What you should do:
Look through the data and write out every line with the word "must" in it.
— START OF Records provided —
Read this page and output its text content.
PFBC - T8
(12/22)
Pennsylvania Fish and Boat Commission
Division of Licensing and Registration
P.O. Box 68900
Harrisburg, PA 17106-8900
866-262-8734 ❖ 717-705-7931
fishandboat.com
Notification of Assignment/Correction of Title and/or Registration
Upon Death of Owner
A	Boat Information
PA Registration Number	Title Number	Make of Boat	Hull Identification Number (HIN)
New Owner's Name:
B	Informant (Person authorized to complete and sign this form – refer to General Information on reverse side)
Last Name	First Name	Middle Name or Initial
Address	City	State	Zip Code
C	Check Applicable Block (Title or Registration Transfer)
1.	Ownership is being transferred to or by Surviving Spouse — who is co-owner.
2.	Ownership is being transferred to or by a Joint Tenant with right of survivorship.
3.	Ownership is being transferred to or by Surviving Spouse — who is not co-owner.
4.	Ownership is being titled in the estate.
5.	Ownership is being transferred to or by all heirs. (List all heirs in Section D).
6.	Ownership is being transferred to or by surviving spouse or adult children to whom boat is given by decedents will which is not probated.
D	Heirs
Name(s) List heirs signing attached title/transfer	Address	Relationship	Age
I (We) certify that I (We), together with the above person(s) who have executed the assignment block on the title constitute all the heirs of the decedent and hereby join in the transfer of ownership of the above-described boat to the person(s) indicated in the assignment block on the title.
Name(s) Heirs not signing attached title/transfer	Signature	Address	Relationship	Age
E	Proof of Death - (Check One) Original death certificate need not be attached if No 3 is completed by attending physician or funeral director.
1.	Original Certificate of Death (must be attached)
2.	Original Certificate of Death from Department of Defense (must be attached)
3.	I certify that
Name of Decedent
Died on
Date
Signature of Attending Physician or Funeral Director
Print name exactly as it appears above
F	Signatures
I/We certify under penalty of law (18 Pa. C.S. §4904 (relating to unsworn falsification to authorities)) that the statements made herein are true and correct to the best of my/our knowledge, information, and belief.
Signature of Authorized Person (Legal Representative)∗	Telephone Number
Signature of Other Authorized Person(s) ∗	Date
— END OF Records provided —
— START OF Records provided —
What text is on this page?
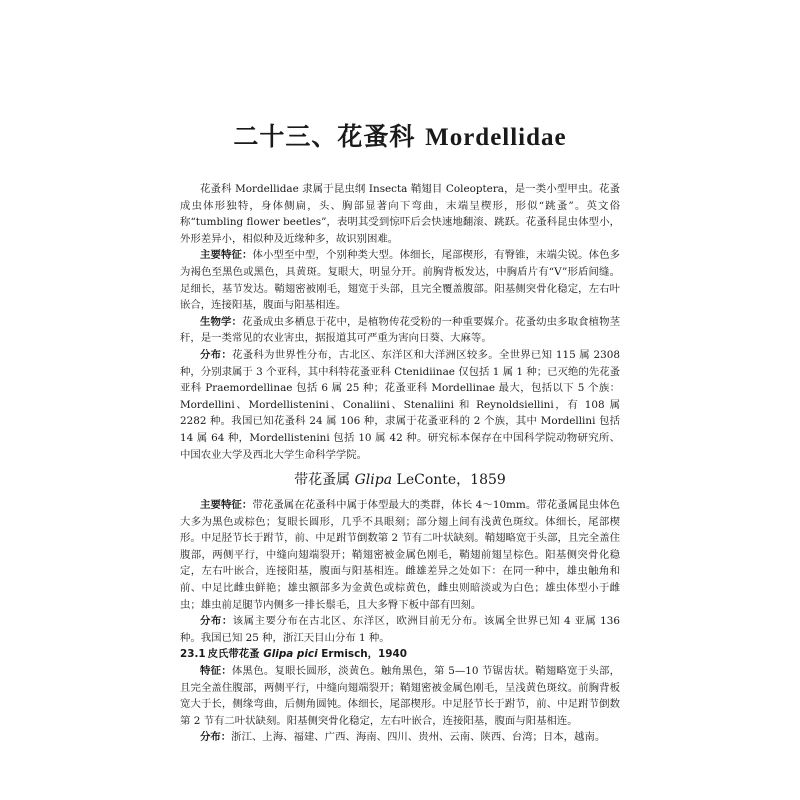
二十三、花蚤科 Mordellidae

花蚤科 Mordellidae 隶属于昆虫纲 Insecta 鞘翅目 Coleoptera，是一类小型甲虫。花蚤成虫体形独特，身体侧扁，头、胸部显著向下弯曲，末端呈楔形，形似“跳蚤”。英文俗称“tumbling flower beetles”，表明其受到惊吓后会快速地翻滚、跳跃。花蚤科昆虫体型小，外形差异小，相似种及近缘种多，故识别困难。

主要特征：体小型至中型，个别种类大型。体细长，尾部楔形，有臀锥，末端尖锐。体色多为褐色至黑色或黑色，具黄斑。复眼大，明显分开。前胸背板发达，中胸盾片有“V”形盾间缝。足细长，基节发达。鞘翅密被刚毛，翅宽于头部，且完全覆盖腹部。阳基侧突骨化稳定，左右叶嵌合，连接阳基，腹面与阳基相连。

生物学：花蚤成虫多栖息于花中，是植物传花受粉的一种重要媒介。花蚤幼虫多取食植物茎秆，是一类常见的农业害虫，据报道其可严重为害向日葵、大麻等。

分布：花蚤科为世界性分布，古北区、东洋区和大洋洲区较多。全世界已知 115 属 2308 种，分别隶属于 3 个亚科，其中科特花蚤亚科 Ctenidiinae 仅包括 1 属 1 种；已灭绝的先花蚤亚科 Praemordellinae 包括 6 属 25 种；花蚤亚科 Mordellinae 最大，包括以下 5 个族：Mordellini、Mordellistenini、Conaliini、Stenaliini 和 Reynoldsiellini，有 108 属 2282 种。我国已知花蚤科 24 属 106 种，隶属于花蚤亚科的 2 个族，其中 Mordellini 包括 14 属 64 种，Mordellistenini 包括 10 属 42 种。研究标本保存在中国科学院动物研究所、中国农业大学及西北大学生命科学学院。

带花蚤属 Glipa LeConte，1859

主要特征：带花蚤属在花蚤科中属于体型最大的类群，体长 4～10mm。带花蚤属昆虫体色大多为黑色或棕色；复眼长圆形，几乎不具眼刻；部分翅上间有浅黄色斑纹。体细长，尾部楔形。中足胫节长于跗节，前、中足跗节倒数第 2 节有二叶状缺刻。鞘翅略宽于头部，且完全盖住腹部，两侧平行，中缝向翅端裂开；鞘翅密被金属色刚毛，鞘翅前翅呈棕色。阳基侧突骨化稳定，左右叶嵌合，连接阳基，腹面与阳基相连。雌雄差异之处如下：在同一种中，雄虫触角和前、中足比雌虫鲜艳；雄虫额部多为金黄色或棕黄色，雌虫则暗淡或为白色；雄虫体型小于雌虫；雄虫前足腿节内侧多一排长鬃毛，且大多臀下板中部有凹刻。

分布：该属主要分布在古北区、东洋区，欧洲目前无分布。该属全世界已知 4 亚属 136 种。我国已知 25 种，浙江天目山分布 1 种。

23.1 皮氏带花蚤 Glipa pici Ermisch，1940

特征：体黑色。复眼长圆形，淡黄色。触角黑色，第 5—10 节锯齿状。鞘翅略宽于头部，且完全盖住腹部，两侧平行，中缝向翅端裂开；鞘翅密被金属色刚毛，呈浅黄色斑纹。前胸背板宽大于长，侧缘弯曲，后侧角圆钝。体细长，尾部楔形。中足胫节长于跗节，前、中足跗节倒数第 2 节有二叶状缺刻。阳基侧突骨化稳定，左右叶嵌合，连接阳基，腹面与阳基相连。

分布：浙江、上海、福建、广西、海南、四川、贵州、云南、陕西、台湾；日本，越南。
— END OF Records provided —
Exercise response:
1.	Original Certificate of Death (must be attached)
2.	Original Certificate of Death from Department of Defense (must be attached)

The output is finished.